**To do**
List the lines of this listing that hold the word "aaaaaa".

··· Records provided

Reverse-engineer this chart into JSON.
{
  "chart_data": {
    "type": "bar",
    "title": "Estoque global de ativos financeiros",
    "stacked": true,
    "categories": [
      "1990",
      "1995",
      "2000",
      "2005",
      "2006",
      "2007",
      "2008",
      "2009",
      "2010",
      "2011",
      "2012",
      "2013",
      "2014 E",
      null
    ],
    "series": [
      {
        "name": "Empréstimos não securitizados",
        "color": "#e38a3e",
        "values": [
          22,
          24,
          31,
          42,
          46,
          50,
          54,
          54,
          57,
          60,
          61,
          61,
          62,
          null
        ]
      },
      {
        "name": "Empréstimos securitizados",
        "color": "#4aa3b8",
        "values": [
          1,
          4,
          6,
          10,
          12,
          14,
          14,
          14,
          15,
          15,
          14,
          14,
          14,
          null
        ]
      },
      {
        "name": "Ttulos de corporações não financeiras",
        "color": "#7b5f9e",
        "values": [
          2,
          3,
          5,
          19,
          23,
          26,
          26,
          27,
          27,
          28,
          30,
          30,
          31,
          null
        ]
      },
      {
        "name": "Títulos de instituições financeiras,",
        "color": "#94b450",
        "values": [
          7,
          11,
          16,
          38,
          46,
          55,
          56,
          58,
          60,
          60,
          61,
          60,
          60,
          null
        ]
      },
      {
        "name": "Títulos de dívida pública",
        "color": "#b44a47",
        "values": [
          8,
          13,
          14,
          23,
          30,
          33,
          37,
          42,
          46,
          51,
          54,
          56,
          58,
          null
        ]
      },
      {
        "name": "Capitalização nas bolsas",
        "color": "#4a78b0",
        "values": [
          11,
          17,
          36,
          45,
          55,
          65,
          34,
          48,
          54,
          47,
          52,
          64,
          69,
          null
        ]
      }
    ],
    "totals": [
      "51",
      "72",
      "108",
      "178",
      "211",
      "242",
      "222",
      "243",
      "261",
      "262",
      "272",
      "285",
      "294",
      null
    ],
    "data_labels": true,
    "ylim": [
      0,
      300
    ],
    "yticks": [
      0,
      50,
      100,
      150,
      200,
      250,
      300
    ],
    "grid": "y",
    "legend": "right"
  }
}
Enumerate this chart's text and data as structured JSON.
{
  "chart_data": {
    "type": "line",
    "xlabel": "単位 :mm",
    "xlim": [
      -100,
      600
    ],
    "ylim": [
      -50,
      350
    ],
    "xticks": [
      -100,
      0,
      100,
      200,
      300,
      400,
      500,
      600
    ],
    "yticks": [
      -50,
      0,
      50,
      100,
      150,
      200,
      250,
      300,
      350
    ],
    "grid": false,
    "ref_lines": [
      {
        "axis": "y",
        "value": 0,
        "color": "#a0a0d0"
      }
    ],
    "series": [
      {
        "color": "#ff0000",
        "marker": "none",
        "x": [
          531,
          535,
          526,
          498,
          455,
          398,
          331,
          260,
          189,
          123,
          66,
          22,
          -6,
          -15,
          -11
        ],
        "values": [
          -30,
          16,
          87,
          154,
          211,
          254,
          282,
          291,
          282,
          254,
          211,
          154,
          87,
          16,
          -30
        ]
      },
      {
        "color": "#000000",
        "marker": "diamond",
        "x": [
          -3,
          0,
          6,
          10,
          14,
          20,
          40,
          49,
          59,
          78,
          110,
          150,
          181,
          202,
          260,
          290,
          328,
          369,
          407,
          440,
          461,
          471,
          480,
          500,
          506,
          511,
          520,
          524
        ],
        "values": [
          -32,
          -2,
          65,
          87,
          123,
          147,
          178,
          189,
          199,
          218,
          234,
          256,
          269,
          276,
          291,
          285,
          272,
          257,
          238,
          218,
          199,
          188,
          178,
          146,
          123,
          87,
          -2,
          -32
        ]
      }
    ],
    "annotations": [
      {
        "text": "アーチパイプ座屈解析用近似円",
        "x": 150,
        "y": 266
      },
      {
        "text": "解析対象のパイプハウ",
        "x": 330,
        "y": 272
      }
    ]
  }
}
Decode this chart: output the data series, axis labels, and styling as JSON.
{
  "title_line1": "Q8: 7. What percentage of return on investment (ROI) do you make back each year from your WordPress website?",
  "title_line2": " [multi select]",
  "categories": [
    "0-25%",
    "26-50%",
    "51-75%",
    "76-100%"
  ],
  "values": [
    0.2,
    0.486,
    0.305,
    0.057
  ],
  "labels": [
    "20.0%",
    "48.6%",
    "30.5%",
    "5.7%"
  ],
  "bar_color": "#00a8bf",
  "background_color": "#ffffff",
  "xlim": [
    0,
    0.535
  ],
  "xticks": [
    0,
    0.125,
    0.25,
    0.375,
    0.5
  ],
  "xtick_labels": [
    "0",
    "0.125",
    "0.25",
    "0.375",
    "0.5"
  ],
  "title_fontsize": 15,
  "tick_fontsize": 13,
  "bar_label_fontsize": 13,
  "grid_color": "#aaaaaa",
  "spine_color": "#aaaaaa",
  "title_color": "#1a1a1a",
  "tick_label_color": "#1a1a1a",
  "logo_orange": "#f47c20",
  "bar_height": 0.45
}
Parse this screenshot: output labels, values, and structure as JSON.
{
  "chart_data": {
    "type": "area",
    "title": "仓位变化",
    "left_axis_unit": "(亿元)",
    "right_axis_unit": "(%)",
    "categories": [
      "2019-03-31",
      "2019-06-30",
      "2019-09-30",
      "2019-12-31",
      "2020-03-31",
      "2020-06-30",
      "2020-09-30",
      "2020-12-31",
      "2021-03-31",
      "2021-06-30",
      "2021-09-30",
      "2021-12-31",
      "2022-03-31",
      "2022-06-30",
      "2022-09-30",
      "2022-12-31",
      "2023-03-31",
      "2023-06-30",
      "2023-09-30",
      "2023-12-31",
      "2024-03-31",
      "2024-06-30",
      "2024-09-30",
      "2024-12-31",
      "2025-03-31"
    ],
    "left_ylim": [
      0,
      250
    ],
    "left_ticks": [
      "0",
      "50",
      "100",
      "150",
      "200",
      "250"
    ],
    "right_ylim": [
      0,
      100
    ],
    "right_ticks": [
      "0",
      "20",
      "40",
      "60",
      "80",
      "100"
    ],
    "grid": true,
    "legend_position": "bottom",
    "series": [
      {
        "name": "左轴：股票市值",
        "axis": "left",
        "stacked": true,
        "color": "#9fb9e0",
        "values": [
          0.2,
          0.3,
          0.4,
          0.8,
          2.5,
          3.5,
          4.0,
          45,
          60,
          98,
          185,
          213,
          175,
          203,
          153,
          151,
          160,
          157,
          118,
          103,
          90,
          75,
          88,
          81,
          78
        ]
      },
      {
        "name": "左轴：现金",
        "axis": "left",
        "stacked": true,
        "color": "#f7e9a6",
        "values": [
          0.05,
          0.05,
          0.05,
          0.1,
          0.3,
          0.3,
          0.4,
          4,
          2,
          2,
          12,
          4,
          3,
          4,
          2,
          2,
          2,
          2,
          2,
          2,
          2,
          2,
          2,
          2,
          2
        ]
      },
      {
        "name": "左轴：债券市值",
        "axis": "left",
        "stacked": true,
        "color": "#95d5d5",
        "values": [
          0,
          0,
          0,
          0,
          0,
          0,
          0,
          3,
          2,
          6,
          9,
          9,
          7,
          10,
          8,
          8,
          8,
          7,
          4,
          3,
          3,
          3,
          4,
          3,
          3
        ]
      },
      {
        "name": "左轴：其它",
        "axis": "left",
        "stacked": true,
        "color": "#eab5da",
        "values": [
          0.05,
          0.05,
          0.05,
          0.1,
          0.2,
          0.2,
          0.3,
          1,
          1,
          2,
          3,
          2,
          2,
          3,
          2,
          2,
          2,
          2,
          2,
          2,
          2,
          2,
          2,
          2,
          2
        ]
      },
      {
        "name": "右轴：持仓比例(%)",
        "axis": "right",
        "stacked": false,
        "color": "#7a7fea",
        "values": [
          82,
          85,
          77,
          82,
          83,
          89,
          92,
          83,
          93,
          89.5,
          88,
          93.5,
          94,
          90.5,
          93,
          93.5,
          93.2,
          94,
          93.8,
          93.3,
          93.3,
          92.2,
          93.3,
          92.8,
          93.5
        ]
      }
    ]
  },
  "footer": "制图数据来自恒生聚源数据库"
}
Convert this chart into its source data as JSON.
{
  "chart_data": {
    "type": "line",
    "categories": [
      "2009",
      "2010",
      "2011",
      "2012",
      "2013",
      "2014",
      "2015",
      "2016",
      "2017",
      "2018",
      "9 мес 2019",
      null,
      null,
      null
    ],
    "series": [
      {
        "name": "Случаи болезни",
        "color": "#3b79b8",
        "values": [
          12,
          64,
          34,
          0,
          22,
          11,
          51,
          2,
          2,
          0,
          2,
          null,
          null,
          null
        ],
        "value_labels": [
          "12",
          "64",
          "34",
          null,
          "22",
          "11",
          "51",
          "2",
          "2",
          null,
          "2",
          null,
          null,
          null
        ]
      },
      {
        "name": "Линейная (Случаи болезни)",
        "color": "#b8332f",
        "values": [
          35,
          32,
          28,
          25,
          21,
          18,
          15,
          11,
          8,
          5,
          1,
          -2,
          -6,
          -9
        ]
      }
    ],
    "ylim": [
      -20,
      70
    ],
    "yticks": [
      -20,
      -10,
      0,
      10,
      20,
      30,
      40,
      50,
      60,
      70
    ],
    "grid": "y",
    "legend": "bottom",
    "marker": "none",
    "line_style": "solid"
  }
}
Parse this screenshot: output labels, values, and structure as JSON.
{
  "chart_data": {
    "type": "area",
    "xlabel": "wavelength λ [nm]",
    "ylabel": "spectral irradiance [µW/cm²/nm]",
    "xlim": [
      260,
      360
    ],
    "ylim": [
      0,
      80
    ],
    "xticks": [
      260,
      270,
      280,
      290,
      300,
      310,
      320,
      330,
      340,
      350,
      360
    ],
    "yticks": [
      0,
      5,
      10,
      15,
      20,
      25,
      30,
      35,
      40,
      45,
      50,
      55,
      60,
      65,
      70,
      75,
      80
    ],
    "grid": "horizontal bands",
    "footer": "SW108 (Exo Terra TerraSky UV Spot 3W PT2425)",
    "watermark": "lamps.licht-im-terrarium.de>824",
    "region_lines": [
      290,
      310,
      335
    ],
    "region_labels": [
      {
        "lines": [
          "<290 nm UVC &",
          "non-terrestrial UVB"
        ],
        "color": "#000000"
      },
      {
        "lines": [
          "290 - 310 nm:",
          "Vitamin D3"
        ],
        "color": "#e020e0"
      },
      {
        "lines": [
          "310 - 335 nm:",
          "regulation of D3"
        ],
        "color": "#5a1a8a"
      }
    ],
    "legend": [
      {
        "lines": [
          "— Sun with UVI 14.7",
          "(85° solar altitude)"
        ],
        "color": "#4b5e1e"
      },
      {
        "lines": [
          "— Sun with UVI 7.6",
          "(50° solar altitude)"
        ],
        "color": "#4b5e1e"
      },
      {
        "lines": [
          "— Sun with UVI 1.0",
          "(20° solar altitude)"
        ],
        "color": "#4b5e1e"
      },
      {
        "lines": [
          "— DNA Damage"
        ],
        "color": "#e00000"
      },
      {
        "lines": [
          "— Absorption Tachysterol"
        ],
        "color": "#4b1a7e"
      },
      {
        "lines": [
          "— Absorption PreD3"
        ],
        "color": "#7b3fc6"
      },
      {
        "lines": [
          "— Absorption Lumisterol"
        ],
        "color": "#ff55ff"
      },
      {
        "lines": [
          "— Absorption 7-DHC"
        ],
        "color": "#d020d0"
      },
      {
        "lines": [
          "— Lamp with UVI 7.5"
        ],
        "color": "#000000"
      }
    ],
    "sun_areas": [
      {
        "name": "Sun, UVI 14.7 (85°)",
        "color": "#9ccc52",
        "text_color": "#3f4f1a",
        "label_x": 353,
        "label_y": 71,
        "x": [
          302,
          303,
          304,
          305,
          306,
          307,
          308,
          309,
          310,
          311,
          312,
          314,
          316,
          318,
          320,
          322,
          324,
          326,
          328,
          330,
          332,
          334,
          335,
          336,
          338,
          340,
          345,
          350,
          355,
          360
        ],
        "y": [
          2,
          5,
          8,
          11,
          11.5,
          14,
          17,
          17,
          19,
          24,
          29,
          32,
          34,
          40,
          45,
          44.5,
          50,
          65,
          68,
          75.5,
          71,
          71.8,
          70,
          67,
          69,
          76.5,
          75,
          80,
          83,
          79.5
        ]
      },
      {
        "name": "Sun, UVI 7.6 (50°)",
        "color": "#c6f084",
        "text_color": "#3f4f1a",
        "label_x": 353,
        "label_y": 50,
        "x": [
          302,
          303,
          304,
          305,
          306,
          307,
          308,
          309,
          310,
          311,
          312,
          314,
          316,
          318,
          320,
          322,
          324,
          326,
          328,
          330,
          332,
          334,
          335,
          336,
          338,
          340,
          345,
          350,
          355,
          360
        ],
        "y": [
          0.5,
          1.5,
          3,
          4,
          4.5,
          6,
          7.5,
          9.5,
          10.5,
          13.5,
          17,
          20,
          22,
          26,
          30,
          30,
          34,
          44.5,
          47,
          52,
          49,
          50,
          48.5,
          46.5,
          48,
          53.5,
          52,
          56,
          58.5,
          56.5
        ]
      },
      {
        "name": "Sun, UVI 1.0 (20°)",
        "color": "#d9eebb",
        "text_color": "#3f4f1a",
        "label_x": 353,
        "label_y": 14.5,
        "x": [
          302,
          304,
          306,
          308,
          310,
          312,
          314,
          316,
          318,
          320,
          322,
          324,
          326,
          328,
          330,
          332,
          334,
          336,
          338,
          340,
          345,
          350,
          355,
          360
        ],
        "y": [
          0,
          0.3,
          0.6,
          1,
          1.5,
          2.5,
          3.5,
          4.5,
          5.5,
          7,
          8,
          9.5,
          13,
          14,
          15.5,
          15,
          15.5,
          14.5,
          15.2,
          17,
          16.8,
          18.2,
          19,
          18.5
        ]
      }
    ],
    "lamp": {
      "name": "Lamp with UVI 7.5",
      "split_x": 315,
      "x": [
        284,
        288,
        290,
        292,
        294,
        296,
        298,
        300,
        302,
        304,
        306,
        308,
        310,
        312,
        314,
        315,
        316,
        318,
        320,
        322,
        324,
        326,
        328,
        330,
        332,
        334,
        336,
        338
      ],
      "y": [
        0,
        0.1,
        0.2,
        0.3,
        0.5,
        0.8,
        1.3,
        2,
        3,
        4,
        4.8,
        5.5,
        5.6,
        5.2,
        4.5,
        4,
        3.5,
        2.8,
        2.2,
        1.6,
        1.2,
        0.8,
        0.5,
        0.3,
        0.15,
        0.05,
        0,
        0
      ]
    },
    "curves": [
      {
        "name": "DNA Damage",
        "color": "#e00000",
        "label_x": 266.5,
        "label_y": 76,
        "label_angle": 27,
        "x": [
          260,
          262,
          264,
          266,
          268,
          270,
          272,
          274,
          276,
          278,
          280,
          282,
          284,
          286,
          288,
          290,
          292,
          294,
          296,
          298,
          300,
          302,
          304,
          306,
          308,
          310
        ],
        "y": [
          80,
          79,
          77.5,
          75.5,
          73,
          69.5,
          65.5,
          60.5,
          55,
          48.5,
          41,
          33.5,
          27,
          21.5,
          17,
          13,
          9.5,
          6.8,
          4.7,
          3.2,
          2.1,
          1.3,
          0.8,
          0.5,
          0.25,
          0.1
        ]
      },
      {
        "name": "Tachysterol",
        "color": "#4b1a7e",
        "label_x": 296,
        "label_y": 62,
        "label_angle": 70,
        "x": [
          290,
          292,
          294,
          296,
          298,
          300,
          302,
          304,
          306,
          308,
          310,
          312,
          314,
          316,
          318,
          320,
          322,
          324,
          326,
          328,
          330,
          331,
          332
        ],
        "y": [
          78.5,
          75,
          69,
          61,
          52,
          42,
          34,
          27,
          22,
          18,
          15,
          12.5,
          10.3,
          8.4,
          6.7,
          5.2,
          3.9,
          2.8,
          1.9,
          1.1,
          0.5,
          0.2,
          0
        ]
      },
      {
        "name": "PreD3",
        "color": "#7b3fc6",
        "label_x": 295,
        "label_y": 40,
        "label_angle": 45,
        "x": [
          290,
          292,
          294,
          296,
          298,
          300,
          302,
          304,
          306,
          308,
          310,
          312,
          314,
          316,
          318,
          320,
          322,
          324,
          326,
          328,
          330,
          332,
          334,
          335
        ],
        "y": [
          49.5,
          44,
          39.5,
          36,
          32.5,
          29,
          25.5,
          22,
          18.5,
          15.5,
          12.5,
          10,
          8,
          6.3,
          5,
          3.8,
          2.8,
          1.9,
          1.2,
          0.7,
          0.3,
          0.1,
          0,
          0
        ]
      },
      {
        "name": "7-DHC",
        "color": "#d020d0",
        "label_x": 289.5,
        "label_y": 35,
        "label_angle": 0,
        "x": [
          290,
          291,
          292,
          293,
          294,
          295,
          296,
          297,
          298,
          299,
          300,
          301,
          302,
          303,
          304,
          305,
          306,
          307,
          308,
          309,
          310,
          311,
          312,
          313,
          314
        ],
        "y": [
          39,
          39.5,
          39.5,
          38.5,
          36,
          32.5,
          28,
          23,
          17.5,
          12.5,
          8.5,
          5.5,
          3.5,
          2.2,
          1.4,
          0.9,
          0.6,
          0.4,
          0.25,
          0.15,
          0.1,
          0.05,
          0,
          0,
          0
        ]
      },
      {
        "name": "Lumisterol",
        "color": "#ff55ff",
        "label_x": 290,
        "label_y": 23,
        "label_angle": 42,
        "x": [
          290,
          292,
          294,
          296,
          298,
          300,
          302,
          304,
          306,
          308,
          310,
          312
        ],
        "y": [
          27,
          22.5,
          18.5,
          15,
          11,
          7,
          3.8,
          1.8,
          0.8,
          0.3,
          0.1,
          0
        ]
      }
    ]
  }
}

······

**Finished answer**
  "grid_color": "#aaaaaa",
  "spine_color": "#aaaaaa",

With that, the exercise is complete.